## Aim
Exactly reproduce the lines beginning with the line that includes "Read out every word on this page." and ending with the last line of the data.

## Extracted entries
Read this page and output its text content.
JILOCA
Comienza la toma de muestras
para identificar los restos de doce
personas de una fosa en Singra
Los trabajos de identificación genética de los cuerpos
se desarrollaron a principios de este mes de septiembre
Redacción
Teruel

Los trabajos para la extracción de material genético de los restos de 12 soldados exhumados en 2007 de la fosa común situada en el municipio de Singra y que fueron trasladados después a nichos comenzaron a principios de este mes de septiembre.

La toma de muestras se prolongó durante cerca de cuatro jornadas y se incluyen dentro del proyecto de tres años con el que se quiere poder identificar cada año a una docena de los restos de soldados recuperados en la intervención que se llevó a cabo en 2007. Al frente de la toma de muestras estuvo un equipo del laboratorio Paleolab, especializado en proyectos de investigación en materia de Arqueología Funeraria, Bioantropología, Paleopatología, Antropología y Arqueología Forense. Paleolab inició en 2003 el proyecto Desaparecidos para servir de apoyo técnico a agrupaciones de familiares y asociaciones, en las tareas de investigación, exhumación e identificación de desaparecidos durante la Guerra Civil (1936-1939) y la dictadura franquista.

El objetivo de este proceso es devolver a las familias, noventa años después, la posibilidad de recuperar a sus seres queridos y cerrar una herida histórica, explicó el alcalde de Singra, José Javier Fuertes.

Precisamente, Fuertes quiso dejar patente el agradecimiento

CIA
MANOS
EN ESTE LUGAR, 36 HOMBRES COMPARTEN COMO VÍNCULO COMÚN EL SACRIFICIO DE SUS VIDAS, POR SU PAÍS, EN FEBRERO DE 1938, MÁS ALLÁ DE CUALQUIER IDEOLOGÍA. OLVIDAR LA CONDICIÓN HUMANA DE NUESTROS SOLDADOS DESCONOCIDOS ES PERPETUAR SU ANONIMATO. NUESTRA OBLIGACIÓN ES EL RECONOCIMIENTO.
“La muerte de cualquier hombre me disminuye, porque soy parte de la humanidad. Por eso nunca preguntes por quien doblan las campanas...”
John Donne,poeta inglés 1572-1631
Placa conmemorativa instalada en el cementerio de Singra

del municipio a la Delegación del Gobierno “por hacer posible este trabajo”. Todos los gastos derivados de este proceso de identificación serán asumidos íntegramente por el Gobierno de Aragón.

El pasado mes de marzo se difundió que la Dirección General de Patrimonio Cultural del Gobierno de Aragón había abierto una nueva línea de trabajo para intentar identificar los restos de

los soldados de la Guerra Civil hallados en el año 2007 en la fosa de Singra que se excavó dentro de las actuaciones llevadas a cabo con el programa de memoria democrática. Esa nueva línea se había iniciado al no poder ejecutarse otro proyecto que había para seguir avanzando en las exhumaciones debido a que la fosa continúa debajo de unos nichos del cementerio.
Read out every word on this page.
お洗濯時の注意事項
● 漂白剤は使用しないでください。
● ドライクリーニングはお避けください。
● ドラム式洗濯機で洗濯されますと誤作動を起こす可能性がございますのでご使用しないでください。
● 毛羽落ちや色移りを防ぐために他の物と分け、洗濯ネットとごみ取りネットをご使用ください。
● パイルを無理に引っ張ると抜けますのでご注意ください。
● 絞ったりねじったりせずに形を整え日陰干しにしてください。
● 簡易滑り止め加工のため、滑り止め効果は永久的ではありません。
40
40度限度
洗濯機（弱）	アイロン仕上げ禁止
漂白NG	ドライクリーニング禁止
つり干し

## Result
Read out every word on this page.
お洗濯時の注意事項
● 漂白剤は使用しないでください。
● ドライクリーニングはお避けください。
● ドラム式洗濯機で洗濯されますと誤作動を起こす可能性がございますのでご使用しないでください。
● 毛羽落ちや色移りを防ぐために他の物と分け、洗濯ネットとごみ取りネットをご使用ください。
● パイルを無理に引っ張ると抜けますのでご注意ください。
● 絞ったりねじったりせずに形を整え日陰干しにしてください。
● 簡易滑り止め加工のため、滑り止め効果は永久的ではありません。
40
40度限度
洗濯機（弱）	アイロン仕上げ禁止
漂白NG	ドライクリーニング禁止
つり干し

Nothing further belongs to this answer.